Data entries:
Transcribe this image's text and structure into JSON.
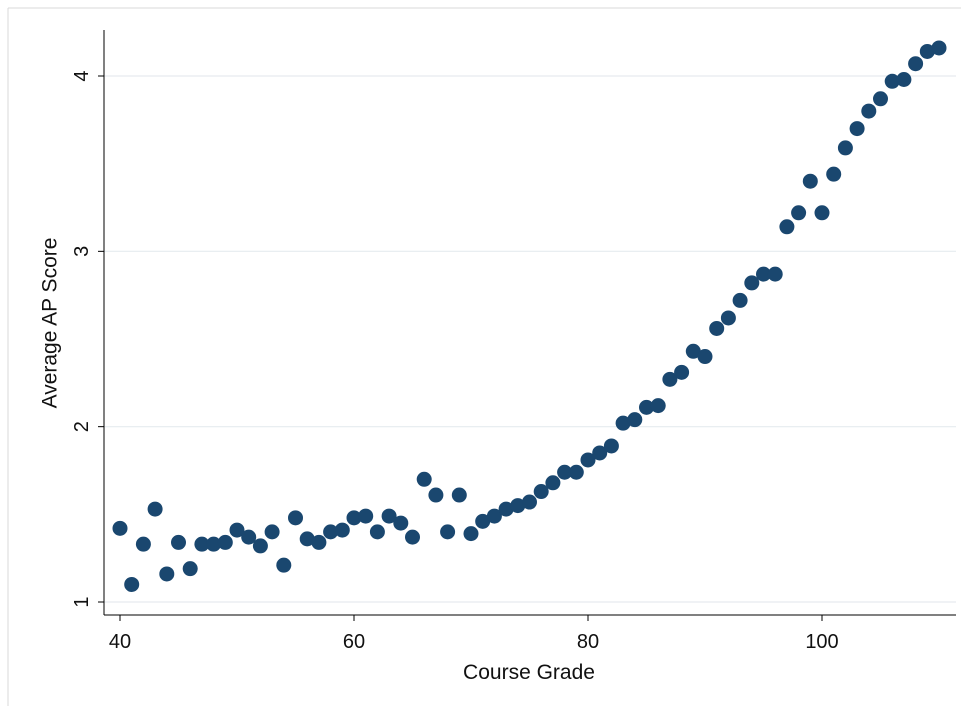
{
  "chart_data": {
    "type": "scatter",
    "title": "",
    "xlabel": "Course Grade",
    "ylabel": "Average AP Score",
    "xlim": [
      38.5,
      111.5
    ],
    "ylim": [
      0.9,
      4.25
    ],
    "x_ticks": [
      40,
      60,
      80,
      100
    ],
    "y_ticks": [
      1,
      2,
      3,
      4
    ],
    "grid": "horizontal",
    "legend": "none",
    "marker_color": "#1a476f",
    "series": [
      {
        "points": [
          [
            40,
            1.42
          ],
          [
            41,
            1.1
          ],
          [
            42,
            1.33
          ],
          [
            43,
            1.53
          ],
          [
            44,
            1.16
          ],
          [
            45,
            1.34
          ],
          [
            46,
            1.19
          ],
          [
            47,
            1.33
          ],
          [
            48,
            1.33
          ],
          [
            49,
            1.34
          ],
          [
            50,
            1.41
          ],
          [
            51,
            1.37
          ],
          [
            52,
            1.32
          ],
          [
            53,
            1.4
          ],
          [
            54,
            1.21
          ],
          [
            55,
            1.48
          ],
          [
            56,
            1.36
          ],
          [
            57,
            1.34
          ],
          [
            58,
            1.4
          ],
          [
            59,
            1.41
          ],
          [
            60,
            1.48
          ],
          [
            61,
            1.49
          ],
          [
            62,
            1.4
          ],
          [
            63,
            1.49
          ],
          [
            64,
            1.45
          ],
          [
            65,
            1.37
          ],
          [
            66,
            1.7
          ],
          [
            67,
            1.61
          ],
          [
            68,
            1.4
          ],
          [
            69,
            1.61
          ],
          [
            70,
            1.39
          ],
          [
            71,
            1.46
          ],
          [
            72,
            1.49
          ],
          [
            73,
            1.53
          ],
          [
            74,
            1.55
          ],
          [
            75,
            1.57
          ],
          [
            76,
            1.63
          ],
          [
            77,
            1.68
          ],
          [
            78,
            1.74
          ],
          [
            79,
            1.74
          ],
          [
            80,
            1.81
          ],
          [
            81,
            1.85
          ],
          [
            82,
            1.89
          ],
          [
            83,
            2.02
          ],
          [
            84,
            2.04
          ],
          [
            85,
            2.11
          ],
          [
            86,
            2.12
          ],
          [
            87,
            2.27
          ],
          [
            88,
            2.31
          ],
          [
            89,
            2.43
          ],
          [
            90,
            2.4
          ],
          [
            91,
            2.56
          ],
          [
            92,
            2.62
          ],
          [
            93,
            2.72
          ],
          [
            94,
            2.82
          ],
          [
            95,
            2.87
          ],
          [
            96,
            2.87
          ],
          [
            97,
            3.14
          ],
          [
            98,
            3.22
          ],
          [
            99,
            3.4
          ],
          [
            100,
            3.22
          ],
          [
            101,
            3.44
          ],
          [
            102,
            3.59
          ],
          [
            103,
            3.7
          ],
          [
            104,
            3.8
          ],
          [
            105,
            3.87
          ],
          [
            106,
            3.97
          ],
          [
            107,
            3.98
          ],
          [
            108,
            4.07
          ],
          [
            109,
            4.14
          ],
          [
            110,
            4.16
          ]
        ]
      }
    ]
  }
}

Exercise prompt: Every entry must be transcribed exactly. Pictures do not belong in the copy.

Answer for the task:
Transcribe this image's text and structure into JSON.
{
  "chart_data": {
    "type": "scatter",
    "title": "",
    "xlabel": "Course Grade",
    "ylabel": "Average AP Score",
    "xlim": [
      38.5,
      111.5
    ],
    "ylim": [
      0.9,
      4.25
    ],
    "x_ticks": [
      40,
      60,
      80,
      100
    ],
    "y_ticks": [
      1,
      2,
      3,
      4
    ],
    "grid": "horizontal",
    "legend": "none",
    "marker_color": "#1a476f",
    "series": [
      {
        "points": [
          [
            40,
            1.42
          ],
          [
            41,
            1.1
          ],
          [
            42,
            1.33
          ],
          [
            43,
            1.53
          ],
          [
            44,
            1.16
          ],
          [
            45,
            1.34
          ],
          [
            46,
            1.19
          ],
          [
            47,
            1.33
          ],
          [
            48,
            1.33
          ],
          [
            49,
            1.34
          ],
          [
            50,
            1.41
          ],
          [
            51,
            1.37
          ],
          [
            52,
            1.32
          ],
          [
            53,
            1.4
          ],
          [
            54,
            1.21
          ],
          [
            55,
            1.48
          ],
          [
            56,
            1.36
          ],
          [
            57,
            1.34
          ],
          [
            58,
            1.4
          ],
          [
            59,
            1.41
          ],
          [
            60,
            1.48
          ],
          [
            61,
            1.49
          ],
          [
            62,
            1.4
          ],
          [
            63,
            1.49
          ],
          [
            64,
            1.45
          ],
          [
            65,
            1.37
          ],
          [
            66,
            1.7
          ],
          [
            67,
            1.61
          ],
          [
            68,
            1.4
          ],
          [
            69,
            1.61
          ],
          [
            70,
            1.39
          ],
          [
            71,
            1.46
          ],
          [
            72,
            1.49
          ],
          [
            73,
            1.53
          ],
          [
            74,
            1.55
          ],
          [
            75,
            1.57
          ],
          [
            76,
            1.63
          ],
          [
            77,
            1.68
          ],
          [
            78,
            1.74
          ],
          [
            79,
            1.74
          ],
          [
            80,
            1.81
          ],
          [
            81,
            1.85
          ],
          [
            82,
            1.89
          ],
          [
            83,
            2.02
          ],
          [
            84,
            2.04
          ],
          [
            85,
            2.11
          ],
          [
            86,
            2.12
          ],
          [
            87,
            2.27
          ],
          [
            88,
            2.31
          ],
          [
            89,
            2.43
          ],
          [
            90,
            2.4
          ],
          [
            91,
            2.56
          ],
          [
            92,
            2.62
          ],
          [
            93,
            2.72
          ],
          [
            94,
            2.82
          ],
          [
            95,
            2.87
          ],
          [
            96,
            2.87
          ],
          [
            97,
            3.14
          ],
          [
            98,
            3.22
          ],
          [
            99,
            3.4
          ],
          [
            100,
            3.22
          ],
          [
            101,
            3.44
          ],
          [
            102,
            3.59
          ],
          [
            103,
            3.7
          ],
          [
            104,
            3.8
          ],
          [
            105,
            3.87
          ],
          [
            106,
            3.97
          ],
          [
            107,
            3.98
          ],
          [
            108,
            4.07
          ],
          [
            109,
            4.14
          ],
          [
            110,
            4.16
          ]
        ]
      }
    ]
  }
}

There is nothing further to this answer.